_EXERCISE DESCRIPTION_. Each line containing the word "this" must be collected.

## Start GIVEN RECORDS

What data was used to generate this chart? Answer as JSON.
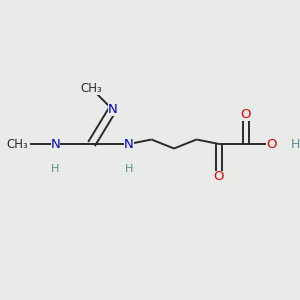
{
  "bg_color": "#e9ebe9",
  "bond_color": "#2a2a2a",
  "N_color": "#0000cc",
  "O_color": "#dd0000",
  "H_color": "#5a9090",
  "CH3_color": "#2a2a2a",
  "font_size": 9.5,
  "bond_width": 1.4,
  "figsize": [
    3.0,
    3.0
  ],
  "dpi": 100,
  "xlim": [
    0,
    10
  ],
  "ylim": [
    0,
    10
  ]
}
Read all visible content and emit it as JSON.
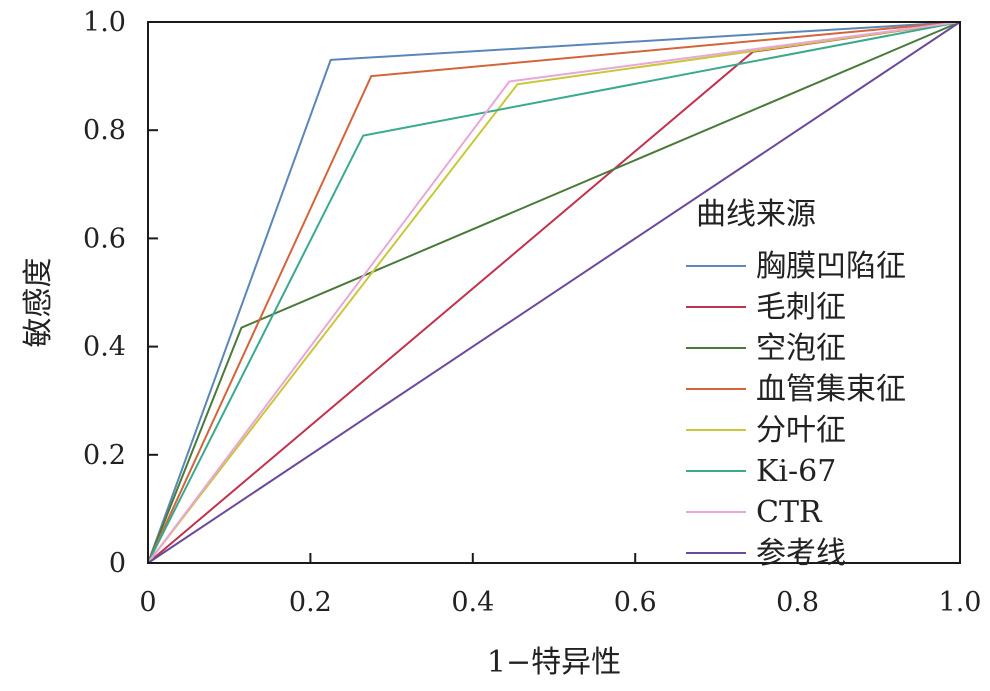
{
  "chart_data": {
    "type": "line",
    "title": "",
    "xlabel": "1−特异性",
    "ylabel": "敏感度",
    "xlim": [
      0,
      1.0
    ],
    "ylim": [
      0,
      1.0
    ],
    "x_ticks": [
      0,
      0.2,
      0.4,
      0.6,
      0.8,
      1.0
    ],
    "y_ticks": [
      0,
      0.2,
      0.4,
      0.6,
      0.8,
      1.0
    ],
    "x_tick_labels": [
      "0",
      "0.2",
      "0.4",
      "0.6",
      "0.8",
      "1.0"
    ],
    "y_tick_labels": [
      "0",
      "0.2",
      "0.4",
      "0.6",
      "0.8",
      "1.0"
    ],
    "grid": false,
    "legend_title": "曲线来源",
    "legend_position": "right",
    "series": [
      {
        "name": "胸膜凹陷征",
        "color": "#5b86b8",
        "points": [
          [
            0,
            0
          ],
          [
            0.225,
            0.93
          ],
          [
            1.0,
            1.0
          ]
        ]
      },
      {
        "name": "毛刺征",
        "color": "#c0334f",
        "points": [
          [
            0,
            0
          ],
          [
            0.745,
            0.945
          ],
          [
            1.0,
            1.0
          ]
        ]
      },
      {
        "name": "空泡征",
        "color": "#4a7a3a",
        "points": [
          [
            0,
            0
          ],
          [
            0.115,
            0.435
          ],
          [
            1.0,
            1.0
          ]
        ]
      },
      {
        "name": "血管集束征",
        "color": "#d4643c",
        "points": [
          [
            0,
            0
          ],
          [
            0.275,
            0.9
          ],
          [
            1.0,
            1.0
          ]
        ]
      },
      {
        "name": "分叶征",
        "color": "#c8c83a",
        "points": [
          [
            0,
            0
          ],
          [
            0.455,
            0.885
          ],
          [
            1.0,
            1.0
          ]
        ]
      },
      {
        "name": "Ki-67",
        "color": "#3aaa8e",
        "points": [
          [
            0,
            0
          ],
          [
            0.265,
            0.79
          ],
          [
            1.0,
            1.0
          ]
        ]
      },
      {
        "name": "CTR",
        "color": "#e9a6d8",
        "points": [
          [
            0,
            0
          ],
          [
            0.445,
            0.89
          ],
          [
            1.0,
            1.0
          ]
        ]
      },
      {
        "name": "参考线",
        "color": "#6a4a9a",
        "points": [
          [
            0,
            0
          ],
          [
            1.0,
            1.0
          ]
        ]
      }
    ]
  }
}
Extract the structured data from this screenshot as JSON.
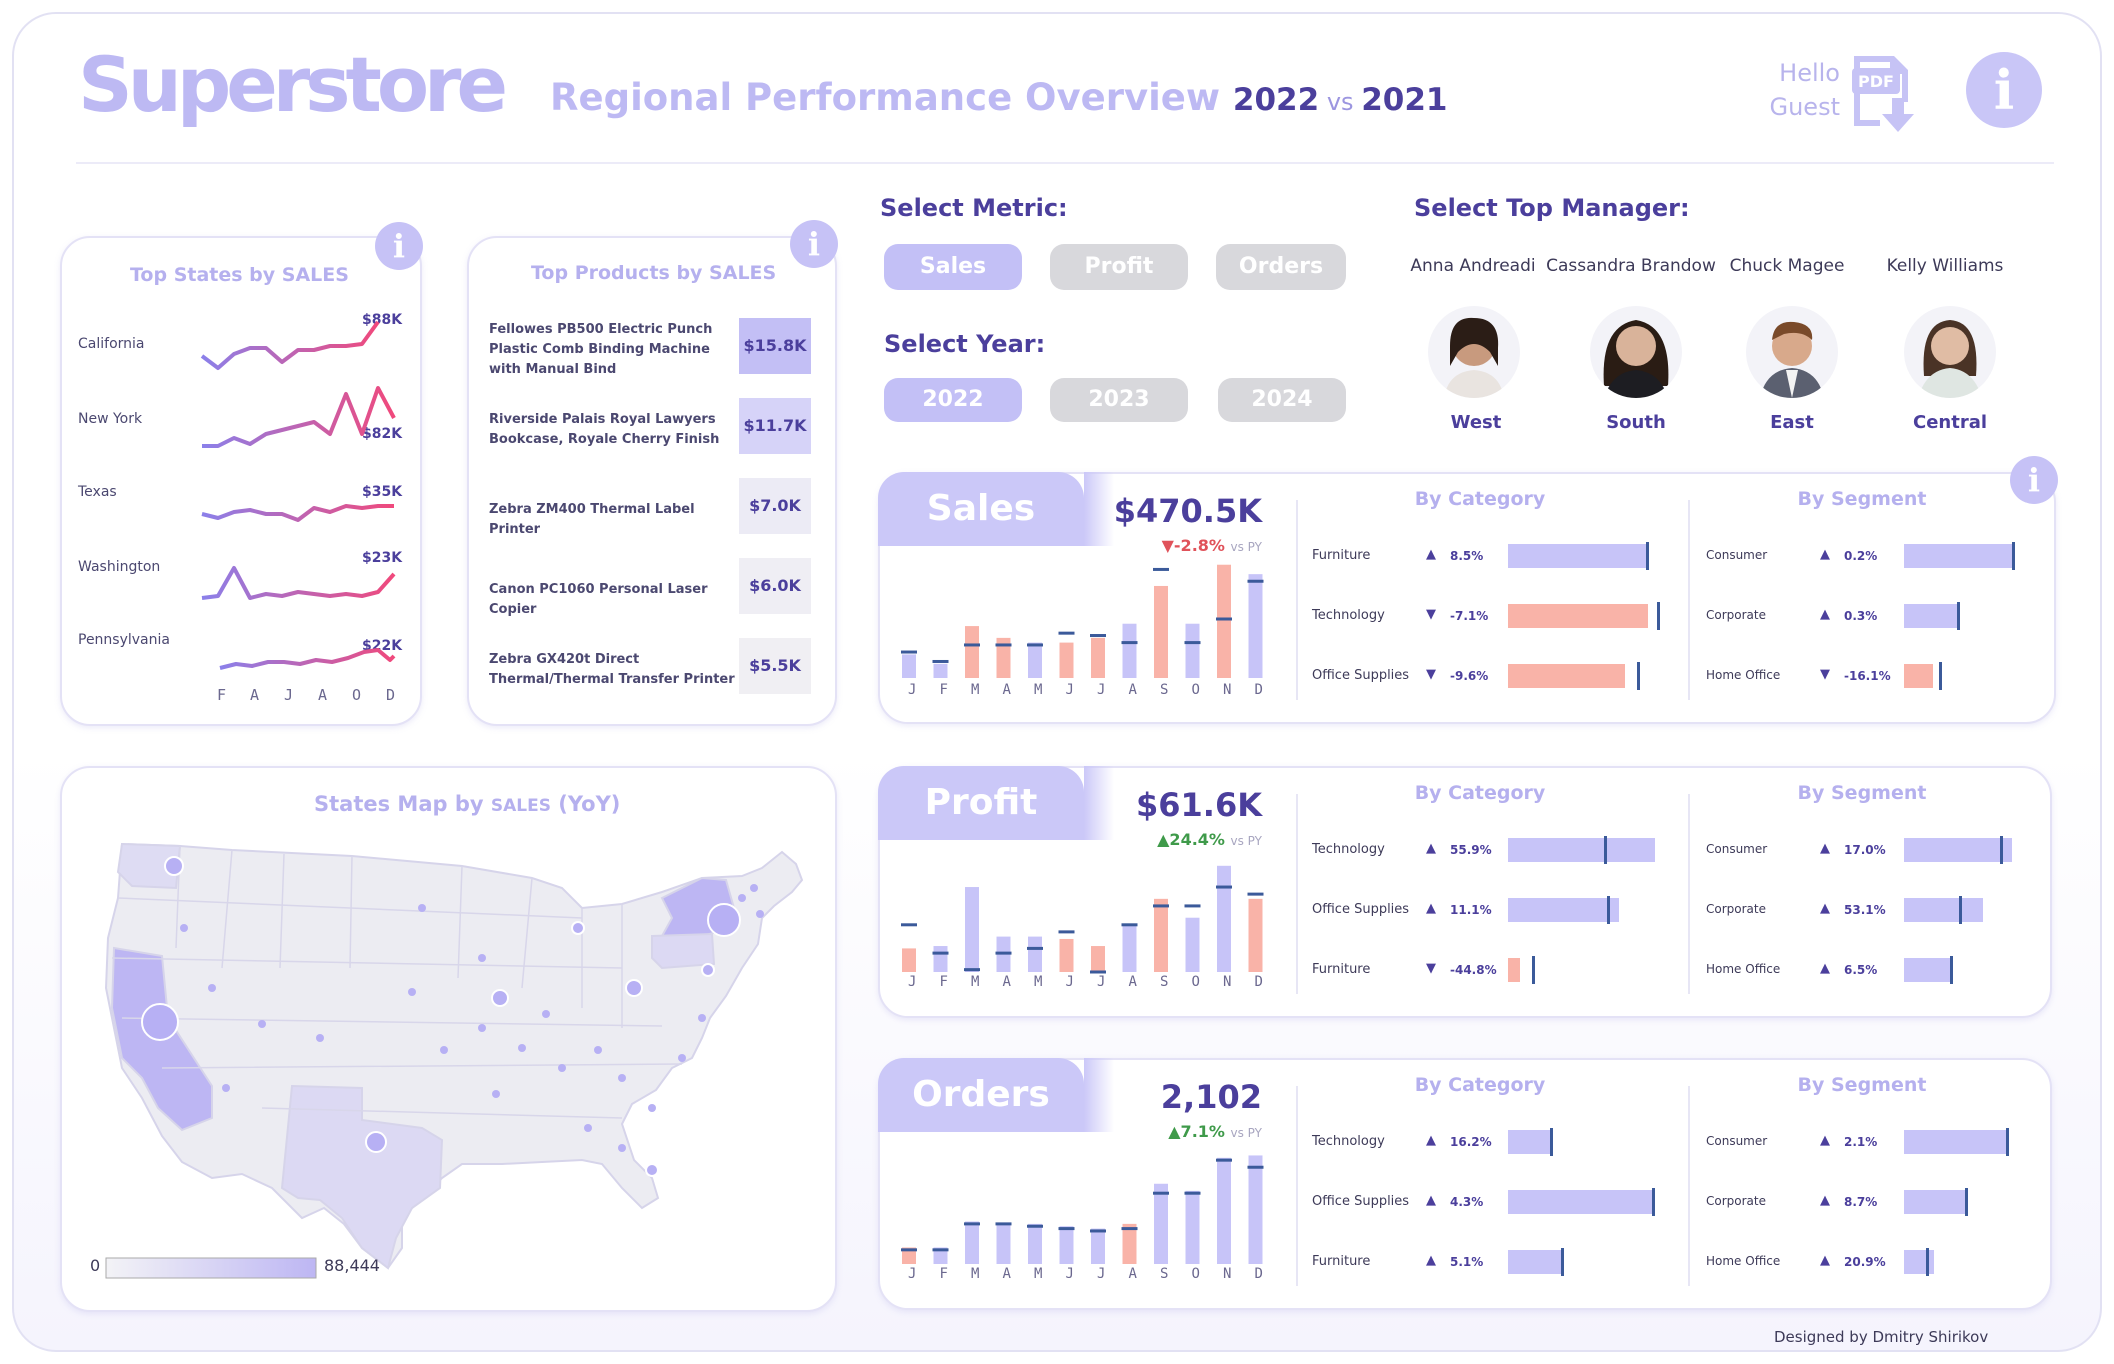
{
  "header": {
    "logo": "Superstore",
    "title": "Regional Performance Overview",
    "year_current": "2022",
    "vs": "vs",
    "year_previous": "2021",
    "greeting_line1": "Hello",
    "greeting_line2": "Guest",
    "pdf_label": "PDF",
    "info_icon": "i"
  },
  "top_states": {
    "title": "Top States by SALES",
    "months": [
      "F",
      "A",
      "J",
      "A",
      "O",
      "D"
    ],
    "states": [
      {
        "name": "California",
        "value": "$88K"
      },
      {
        "name": "New York",
        "value": "$82K"
      },
      {
        "name": "Texas",
        "value": "$35K"
      },
      {
        "name": "Washington",
        "value": "$23K"
      },
      {
        "name": "Pennsylvania",
        "value": "$22K"
      }
    ]
  },
  "top_products": {
    "title": "Top Products by SALES",
    "items": [
      {
        "name": "Fellowes PB500 Electric Punch Plastic Comb Binding Machine with Manual Bind",
        "value": "$15.8K"
      },
      {
        "name": "Riverside Palais Royal Lawyers Bookcase, Royale Cherry Finish",
        "value": "$11.7K"
      },
      {
        "name": "Zebra ZM400 Thermal Label Printer",
        "value": "$7.0K"
      },
      {
        "name": "Canon PC1060 Personal Laser Copier",
        "value": "$6.0K"
      },
      {
        "name": "Zebra GX420t Direct Thermal/Thermal Transfer Printer",
        "value": "$5.5K"
      }
    ]
  },
  "map": {
    "title_part1": "States Map by",
    "title_metric": "SALES",
    "title_part2": "(YoY)",
    "legend_min": "0",
    "legend_max": "88,444"
  },
  "select_metric": {
    "label": "Select Metric:",
    "options": [
      "Sales",
      "Profit",
      "Orders"
    ],
    "selected": "Sales"
  },
  "select_year": {
    "label": "Select Year:",
    "options": [
      "2022",
      "2023",
      "2024"
    ],
    "selected": "2022"
  },
  "select_manager": {
    "label": "Select Top Manager:",
    "managers": [
      {
        "name": "Anna Andreadi",
        "region": "West"
      },
      {
        "name": "Cassandra Brandow",
        "region": "South"
      },
      {
        "name": "Chuck Magee",
        "region": "East"
      },
      {
        "name": "Kelly Williams",
        "region": "Central"
      }
    ]
  },
  "month_letters": [
    "J",
    "F",
    "M",
    "A",
    "M",
    "J",
    "J",
    "A",
    "S",
    "O",
    "N",
    "D"
  ],
  "kpis": [
    {
      "name": "Sales",
      "value": "$470.5K",
      "delta": "▼-2.8%",
      "delta_color": "#e0525a",
      "vs": "vs PY",
      "category_title": "By Category",
      "segment_title": "By Segment",
      "categories": [
        {
          "label": "Furniture",
          "arrow": "▲",
          "pct": "8.5%",
          "value": 0.93,
          "marker": 0.92,
          "positive": true
        },
        {
          "label": "Technology",
          "arrow": "▼",
          "pct": "-7.1%",
          "value": 0.93,
          "marker": 0.99,
          "positive": false
        },
        {
          "label": "Office Supplies",
          "arrow": "▼",
          "pct": "-9.6%",
          "value": 0.78,
          "marker": 0.86,
          "positive": false
        }
      ],
      "segments": [
        {
          "label": "Consumer",
          "arrow": "▲",
          "pct": "0.2%",
          "value": 0.98,
          "marker": 0.98,
          "positive": true
        },
        {
          "label": "Corporate",
          "arrow": "▲",
          "pct": "0.3%",
          "value": 0.48,
          "marker": 0.48,
          "positive": true
        },
        {
          "label": "Home Office",
          "arrow": "▼",
          "pct": "-16.1%",
          "value": 0.26,
          "marker": 0.32,
          "positive": false
        }
      ],
      "monthly": [
        {
          "cur": 0.2,
          "prev": 0.22,
          "up": true
        },
        {
          "cur": 0.12,
          "prev": 0.14,
          "up": true
        },
        {
          "cur": 0.44,
          "prev": 0.28,
          "up": false
        },
        {
          "cur": 0.34,
          "prev": 0.28,
          "up": false
        },
        {
          "cur": 0.3,
          "prev": 0.28,
          "up": true
        },
        {
          "cur": 0.3,
          "prev": 0.38,
          "up": false
        },
        {
          "cur": 0.34,
          "prev": 0.36,
          "up": false
        },
        {
          "cur": 0.46,
          "prev": 0.3,
          "up": true
        },
        {
          "cur": 0.78,
          "prev": 0.92,
          "up": false
        },
        {
          "cur": 0.46,
          "prev": 0.3,
          "up": true
        },
        {
          "cur": 0.96,
          "prev": 0.5,
          "up": false
        },
        {
          "cur": 0.88,
          "prev": 0.82,
          "up": true
        }
      ]
    },
    {
      "name": "Profit",
      "value": "$61.6K",
      "delta": "▲24.4%",
      "delta_color": "#3f9a4a",
      "vs": "vs PY",
      "category_title": "By Category",
      "segment_title": "By Segment",
      "categories": [
        {
          "label": "Technology",
          "arrow": "▲",
          "pct": "55.9%",
          "value": 0.98,
          "marker": 0.64,
          "positive": true
        },
        {
          "label": "Office Supplies",
          "arrow": "▲",
          "pct": "11.1%",
          "value": 0.74,
          "marker": 0.66,
          "positive": true
        },
        {
          "label": "Furniture",
          "arrow": "▼",
          "pct": "-44.8%",
          "value": 0.08,
          "marker": 0.16,
          "positive": false
        }
      ],
      "segments": [
        {
          "label": "Consumer",
          "arrow": "▲",
          "pct": "17.0%",
          "value": 0.98,
          "marker": 0.87,
          "positive": true
        },
        {
          "label": "Corporate",
          "arrow": "▲",
          "pct": "53.1%",
          "value": 0.72,
          "marker": 0.5,
          "positive": true
        },
        {
          "label": "Home Office",
          "arrow": "▲",
          "pct": "6.5%",
          "value": 0.42,
          "marker": 0.42,
          "positive": true
        }
      ],
      "monthly": [
        {
          "cur": 0.2,
          "prev": 0.4,
          "up": false
        },
        {
          "cur": 0.22,
          "prev": 0.16,
          "up": true
        },
        {
          "cur": 0.72,
          "prev": 0.02,
          "up": true
        },
        {
          "cur": 0.3,
          "prev": 0.16,
          "up": true
        },
        {
          "cur": 0.3,
          "prev": 0.2,
          "up": true
        },
        {
          "cur": 0.28,
          "prev": 0.34,
          "up": false
        },
        {
          "cur": 0.22,
          "prev": 0.0,
          "up": false
        },
        {
          "cur": 0.4,
          "prev": 0.4,
          "up": true
        },
        {
          "cur": 0.62,
          "prev": 0.56,
          "up": false
        },
        {
          "cur": 0.46,
          "prev": 0.56,
          "up": true
        },
        {
          "cur": 0.9,
          "prev": 0.72,
          "up": true
        },
        {
          "cur": 0.62,
          "prev": 0.66,
          "up": false
        }
      ]
    },
    {
      "name": "Orders",
      "value": "2,102",
      "delta": "▲7.1%",
      "delta_color": "#3f9a4a",
      "vs": "vs PY",
      "category_title": "By Category",
      "segment_title": "By Segment",
      "categories": [
        {
          "label": "Technology",
          "arrow": "▲",
          "pct": "16.2%",
          "value": 0.3,
          "marker": 0.28,
          "positive": true
        },
        {
          "label": "Office Supplies",
          "arrow": "▲",
          "pct": "4.3%",
          "value": 0.98,
          "marker": 0.96,
          "positive": true
        },
        {
          "label": "Furniture",
          "arrow": "▲",
          "pct": "5.1%",
          "value": 0.35,
          "marker": 0.35,
          "positive": true
        }
      ],
      "segments": [
        {
          "label": "Consumer",
          "arrow": "▲",
          "pct": "2.1%",
          "value": 0.93,
          "marker": 0.93,
          "positive": true
        },
        {
          "label": "Corporate",
          "arrow": "▲",
          "pct": "8.7%",
          "value": 0.55,
          "marker": 0.55,
          "positive": true
        },
        {
          "label": "Home Office",
          "arrow": "▲",
          "pct": "20.9%",
          "value": 0.27,
          "marker": 0.2,
          "positive": true
        }
      ],
      "monthly": [
        {
          "cur": 0.14,
          "prev": 0.12,
          "up": false
        },
        {
          "cur": 0.14,
          "prev": 0.12,
          "up": true
        },
        {
          "cur": 0.36,
          "prev": 0.34,
          "up": true
        },
        {
          "cur": 0.34,
          "prev": 0.34,
          "up": true
        },
        {
          "cur": 0.34,
          "prev": 0.32,
          "up": true
        },
        {
          "cur": 0.32,
          "prev": 0.3,
          "up": true
        },
        {
          "cur": 0.3,
          "prev": 0.28,
          "up": true
        },
        {
          "cur": 0.34,
          "prev": 0.3,
          "up": false
        },
        {
          "cur": 0.68,
          "prev": 0.6,
          "up": true
        },
        {
          "cur": 0.62,
          "prev": 0.6,
          "up": true
        },
        {
          "cur": 0.9,
          "prev": 0.88,
          "up": true
        },
        {
          "cur": 0.92,
          "prev": 0.82,
          "up": true
        }
      ]
    }
  ],
  "credit": "Designed by Dmitry Shirikov"
}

## End GIVEN RECORDS

_TASK SOLUTION_.
What data was used to generate this chart? Answer as JSON.
Extract the structured data from this screenshot as JSON.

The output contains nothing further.